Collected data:
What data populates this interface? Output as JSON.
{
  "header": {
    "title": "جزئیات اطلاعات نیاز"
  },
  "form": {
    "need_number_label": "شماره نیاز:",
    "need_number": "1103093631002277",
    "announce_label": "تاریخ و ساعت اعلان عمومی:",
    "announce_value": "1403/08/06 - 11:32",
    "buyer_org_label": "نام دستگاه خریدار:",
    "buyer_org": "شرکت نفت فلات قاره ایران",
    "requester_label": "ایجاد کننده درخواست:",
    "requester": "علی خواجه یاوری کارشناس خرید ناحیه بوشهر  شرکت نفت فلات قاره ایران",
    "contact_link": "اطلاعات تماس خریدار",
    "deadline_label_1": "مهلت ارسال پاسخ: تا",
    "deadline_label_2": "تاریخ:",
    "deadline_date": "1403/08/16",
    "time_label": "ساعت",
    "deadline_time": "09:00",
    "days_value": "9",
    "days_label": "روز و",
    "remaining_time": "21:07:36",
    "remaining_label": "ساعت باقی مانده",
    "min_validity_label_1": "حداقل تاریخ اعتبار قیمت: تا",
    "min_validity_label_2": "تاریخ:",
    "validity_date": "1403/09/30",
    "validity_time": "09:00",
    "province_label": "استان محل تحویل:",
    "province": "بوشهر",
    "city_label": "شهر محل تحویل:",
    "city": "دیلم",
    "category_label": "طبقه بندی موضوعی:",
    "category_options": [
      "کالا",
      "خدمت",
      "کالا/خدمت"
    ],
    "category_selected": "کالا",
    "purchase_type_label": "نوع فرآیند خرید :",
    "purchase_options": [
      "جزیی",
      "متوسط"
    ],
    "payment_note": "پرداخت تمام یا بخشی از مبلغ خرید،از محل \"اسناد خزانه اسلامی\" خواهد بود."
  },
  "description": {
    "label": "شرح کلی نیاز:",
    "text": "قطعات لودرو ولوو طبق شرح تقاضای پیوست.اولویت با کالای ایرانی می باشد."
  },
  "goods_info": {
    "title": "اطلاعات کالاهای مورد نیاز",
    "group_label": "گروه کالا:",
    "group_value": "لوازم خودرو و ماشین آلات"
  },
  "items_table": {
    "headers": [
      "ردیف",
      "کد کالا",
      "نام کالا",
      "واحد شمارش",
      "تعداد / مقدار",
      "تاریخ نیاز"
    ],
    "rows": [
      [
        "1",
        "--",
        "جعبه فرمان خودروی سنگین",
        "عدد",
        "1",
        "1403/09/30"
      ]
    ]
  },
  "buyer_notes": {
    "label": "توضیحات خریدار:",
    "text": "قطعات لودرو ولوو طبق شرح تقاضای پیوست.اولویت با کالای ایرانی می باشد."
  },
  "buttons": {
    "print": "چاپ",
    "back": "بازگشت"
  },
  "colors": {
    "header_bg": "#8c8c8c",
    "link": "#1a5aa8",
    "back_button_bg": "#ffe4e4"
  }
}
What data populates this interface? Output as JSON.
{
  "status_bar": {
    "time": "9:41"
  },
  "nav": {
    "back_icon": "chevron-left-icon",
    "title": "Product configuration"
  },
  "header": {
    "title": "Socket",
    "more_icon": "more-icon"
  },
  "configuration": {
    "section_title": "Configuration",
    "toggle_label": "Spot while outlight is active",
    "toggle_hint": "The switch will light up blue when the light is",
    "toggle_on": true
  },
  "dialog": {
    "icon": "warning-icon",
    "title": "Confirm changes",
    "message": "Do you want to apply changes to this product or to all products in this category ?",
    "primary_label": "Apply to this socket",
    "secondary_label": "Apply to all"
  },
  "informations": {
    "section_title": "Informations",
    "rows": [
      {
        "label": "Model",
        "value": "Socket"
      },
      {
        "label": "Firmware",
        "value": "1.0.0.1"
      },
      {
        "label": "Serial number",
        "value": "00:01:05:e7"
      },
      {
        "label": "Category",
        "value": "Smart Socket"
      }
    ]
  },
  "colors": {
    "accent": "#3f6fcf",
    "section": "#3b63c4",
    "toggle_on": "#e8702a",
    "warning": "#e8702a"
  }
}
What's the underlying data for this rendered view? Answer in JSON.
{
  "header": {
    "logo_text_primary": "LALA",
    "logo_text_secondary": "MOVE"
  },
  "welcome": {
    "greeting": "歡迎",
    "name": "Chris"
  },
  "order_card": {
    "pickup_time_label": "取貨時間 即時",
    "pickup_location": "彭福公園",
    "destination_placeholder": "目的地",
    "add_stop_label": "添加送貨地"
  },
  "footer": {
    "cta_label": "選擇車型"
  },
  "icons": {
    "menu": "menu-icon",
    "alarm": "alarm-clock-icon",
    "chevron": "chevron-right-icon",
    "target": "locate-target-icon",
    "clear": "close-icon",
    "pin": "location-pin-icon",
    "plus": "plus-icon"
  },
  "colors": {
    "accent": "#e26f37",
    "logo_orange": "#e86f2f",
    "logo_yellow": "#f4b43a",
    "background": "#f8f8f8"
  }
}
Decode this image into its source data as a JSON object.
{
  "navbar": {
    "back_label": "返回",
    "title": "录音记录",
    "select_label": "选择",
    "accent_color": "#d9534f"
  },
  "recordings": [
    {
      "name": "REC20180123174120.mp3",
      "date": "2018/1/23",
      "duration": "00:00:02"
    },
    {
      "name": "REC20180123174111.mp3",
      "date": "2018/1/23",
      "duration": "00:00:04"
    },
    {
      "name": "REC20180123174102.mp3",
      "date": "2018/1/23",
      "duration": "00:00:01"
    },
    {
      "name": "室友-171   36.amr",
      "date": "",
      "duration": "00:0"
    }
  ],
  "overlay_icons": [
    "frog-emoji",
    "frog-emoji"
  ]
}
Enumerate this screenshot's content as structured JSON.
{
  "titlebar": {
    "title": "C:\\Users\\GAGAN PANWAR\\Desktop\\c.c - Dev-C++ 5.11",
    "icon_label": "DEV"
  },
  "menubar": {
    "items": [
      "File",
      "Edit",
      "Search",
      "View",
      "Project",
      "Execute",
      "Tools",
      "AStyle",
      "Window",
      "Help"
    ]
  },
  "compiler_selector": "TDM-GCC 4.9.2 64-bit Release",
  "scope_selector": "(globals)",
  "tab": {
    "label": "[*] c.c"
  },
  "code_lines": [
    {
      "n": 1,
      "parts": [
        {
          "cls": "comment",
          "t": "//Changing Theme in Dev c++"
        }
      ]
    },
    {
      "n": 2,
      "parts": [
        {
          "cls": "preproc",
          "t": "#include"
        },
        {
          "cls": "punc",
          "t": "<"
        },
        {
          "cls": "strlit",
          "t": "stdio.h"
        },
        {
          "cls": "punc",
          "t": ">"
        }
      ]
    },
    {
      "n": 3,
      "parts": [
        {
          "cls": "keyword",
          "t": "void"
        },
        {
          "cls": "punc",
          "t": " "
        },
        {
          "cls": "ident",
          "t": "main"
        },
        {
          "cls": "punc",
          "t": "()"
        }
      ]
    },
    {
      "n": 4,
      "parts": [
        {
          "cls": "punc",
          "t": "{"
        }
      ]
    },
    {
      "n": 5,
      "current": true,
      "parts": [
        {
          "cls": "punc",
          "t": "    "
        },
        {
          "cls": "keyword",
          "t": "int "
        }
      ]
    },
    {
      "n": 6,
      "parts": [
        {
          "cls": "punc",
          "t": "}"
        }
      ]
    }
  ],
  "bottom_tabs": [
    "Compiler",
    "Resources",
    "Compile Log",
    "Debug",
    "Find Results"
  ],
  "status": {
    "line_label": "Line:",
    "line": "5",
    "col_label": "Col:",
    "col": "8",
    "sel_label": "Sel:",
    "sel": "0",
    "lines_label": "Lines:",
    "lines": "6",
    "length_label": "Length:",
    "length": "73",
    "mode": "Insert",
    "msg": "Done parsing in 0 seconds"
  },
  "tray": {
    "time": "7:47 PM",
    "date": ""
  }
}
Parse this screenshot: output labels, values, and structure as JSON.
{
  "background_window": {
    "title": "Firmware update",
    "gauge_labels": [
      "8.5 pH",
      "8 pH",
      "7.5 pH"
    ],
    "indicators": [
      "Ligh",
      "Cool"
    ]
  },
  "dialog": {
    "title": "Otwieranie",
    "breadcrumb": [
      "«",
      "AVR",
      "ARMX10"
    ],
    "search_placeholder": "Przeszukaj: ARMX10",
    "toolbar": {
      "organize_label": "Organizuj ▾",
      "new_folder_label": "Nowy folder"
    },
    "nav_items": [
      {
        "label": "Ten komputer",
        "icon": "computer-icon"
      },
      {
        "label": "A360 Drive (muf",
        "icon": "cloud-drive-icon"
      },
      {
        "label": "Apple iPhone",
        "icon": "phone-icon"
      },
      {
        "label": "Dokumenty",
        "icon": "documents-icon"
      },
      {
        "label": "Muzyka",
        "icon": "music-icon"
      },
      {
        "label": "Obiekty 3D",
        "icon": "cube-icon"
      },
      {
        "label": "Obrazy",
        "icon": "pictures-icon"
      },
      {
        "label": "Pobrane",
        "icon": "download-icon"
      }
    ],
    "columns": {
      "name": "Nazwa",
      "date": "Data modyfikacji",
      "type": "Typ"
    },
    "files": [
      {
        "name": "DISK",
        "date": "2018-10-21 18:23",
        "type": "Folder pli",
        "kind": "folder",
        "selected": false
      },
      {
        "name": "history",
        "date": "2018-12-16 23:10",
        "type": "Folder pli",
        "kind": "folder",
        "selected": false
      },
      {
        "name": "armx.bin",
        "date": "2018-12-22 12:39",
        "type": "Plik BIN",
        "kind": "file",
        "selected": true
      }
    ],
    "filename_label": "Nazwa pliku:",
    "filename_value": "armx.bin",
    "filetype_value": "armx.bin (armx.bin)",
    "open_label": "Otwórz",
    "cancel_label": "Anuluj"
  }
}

## Stated goal
Set down exactly what runs from the line with "Parse this screenshot: output" to the last line of the data above, including both of those lines and no others.

## Exercise result
Parse this screenshot: output labels, values, and structure as JSON.
{
  "background_window": {
    "title": "Firmware update",
    "gauge_labels": [
      "8.5 pH",
      "8 pH",
      "7.5 pH"
    ],
    "indicators": [
      "Ligh",
      "Cool"
    ]
  },
  "dialog": {
    "title": "Otwieranie",
    "breadcrumb": [
      "«",
      "AVR",
      "ARMX10"
    ],
    "search_placeholder": "Przeszukaj: ARMX10",
    "toolbar": {
      "organize_label": "Organizuj ▾",
      "new_folder_label": "Nowy folder"
    },
    "nav_items": [
      {
        "label": "Ten komputer",
        "icon": "computer-icon"
      },
      {
        "label": "A360 Drive (muf",
        "icon": "cloud-drive-icon"
      },
      {
        "label": "Apple iPhone",
        "icon": "phone-icon"
      },
      {
        "label": "Dokumenty",
        "icon": "documents-icon"
      },
      {
        "label": "Muzyka",
        "icon": "music-icon"
      },
      {
        "label": "Obiekty 3D",
        "icon": "cube-icon"
      },
      {
        "label": "Obrazy",
        "icon": "pictures-icon"
      },
      {
        "label": "Pobrane",
        "icon": "download-icon"
      }
    ],
    "columns": {
      "name": "Nazwa",
      "date": "Data modyfikacji",
      "type": "Typ"
    },
    "files": [
      {
        "name": "DISK",
        "date": "2018-10-21 18:23",
        "type": "Folder pli",
        "kind": "folder",
        "selected": false
      },
      {
        "name": "history",
        "date": "2018-12-16 23:10",
        "type": "Folder pli",
        "kind": "folder",
        "selected": false
      },
      {
        "name": "armx.bin",
        "date": "2018-12-22 12:39",
        "type": "Plik BIN",
        "kind": "file",
        "selected": true
      }
    ],
    "filename_label": "Nazwa pliku:",
    "filename_value": "armx.bin",
    "filetype_value": "armx.bin (armx.bin)",
    "open_label": "Otwórz",
    "cancel_label": "Anuluj"
  }
}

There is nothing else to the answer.